> **What is required**: Read the records and gather each line that includes "bilibili".

[Collected data entries]
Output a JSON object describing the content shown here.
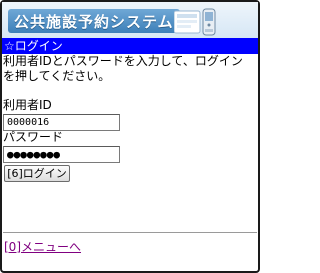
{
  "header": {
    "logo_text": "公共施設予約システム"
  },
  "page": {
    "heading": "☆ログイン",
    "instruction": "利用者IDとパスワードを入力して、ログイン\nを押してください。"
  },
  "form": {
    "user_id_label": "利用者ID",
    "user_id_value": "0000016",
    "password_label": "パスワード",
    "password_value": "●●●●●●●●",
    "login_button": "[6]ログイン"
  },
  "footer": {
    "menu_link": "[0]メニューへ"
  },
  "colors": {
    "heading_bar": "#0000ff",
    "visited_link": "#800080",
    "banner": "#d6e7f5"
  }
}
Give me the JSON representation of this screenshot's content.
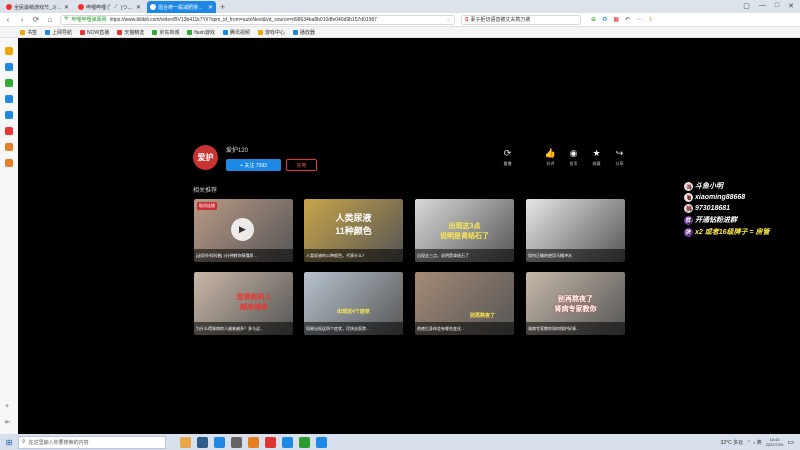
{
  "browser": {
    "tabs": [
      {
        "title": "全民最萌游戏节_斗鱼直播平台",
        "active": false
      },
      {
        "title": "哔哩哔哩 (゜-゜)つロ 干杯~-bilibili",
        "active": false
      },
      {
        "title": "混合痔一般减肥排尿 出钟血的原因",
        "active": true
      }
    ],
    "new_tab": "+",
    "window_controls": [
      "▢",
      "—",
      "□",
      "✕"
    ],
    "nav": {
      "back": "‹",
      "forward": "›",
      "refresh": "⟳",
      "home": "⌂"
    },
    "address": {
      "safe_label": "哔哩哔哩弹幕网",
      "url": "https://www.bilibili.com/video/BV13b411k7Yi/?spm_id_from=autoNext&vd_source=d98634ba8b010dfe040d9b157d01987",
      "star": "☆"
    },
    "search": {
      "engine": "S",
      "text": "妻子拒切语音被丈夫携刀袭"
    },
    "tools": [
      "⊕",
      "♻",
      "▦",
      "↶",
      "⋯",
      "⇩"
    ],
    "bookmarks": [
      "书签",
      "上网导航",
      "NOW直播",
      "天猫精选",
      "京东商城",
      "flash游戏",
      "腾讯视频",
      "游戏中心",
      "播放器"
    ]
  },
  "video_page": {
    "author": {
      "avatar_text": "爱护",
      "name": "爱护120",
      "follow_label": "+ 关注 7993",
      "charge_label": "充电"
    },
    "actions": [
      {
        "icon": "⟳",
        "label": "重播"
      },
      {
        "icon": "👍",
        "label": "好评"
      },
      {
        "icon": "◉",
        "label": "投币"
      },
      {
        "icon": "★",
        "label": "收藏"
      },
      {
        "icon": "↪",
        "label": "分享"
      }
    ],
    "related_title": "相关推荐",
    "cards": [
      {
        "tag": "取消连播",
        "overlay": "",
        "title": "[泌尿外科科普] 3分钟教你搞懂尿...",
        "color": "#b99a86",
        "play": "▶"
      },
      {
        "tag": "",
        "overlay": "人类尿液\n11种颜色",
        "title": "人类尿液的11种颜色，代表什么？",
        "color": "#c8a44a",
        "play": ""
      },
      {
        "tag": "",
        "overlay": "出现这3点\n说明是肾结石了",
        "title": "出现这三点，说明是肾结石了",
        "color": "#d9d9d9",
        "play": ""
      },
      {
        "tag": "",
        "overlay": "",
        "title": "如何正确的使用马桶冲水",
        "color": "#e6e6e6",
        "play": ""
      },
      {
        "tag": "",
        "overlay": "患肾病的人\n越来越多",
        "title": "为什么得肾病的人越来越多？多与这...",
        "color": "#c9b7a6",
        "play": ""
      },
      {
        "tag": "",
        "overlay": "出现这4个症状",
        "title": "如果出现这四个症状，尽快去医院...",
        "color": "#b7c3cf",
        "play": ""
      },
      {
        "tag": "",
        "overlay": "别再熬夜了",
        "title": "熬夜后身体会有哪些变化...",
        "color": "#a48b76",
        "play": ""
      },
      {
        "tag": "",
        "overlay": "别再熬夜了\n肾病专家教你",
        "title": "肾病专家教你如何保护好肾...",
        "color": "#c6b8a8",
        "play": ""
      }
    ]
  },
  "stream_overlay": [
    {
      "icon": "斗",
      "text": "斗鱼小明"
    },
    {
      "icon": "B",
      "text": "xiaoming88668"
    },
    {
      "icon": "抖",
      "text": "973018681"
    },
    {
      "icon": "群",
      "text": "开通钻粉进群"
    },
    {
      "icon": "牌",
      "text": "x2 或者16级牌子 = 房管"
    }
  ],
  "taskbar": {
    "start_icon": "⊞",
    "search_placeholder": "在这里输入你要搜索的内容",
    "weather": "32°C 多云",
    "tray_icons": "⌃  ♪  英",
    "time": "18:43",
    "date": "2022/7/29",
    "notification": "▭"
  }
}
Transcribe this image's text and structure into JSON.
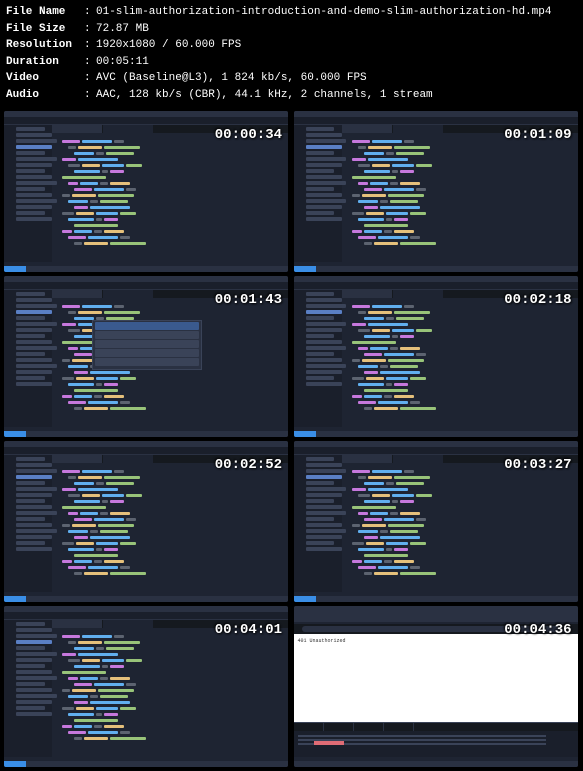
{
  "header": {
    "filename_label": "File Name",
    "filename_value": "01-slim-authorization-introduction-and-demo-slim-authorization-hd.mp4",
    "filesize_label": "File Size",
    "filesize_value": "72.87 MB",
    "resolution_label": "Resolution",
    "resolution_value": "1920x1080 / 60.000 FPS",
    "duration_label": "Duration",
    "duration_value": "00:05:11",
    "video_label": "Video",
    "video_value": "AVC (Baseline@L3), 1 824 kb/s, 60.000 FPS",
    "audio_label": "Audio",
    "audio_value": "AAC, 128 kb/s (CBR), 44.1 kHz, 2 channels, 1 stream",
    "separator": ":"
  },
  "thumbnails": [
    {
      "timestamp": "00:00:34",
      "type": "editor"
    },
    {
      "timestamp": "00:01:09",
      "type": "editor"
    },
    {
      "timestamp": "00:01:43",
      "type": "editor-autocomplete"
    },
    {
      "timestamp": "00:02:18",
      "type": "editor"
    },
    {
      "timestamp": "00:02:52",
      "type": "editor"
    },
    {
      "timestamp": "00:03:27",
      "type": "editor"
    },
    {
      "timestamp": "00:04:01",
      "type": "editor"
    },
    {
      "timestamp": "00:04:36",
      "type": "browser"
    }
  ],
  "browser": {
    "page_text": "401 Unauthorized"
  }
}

> **Full output**:
        "title": "哔哩哔哩 (゜-゜)つロ 干杯~-bilibili",
      "url": "https://www.bilibili.com/video/BV13b411k7Yi/?spm_id_from=autoNext&vd_source=d98634ba8b010dfe040d9b157d01987",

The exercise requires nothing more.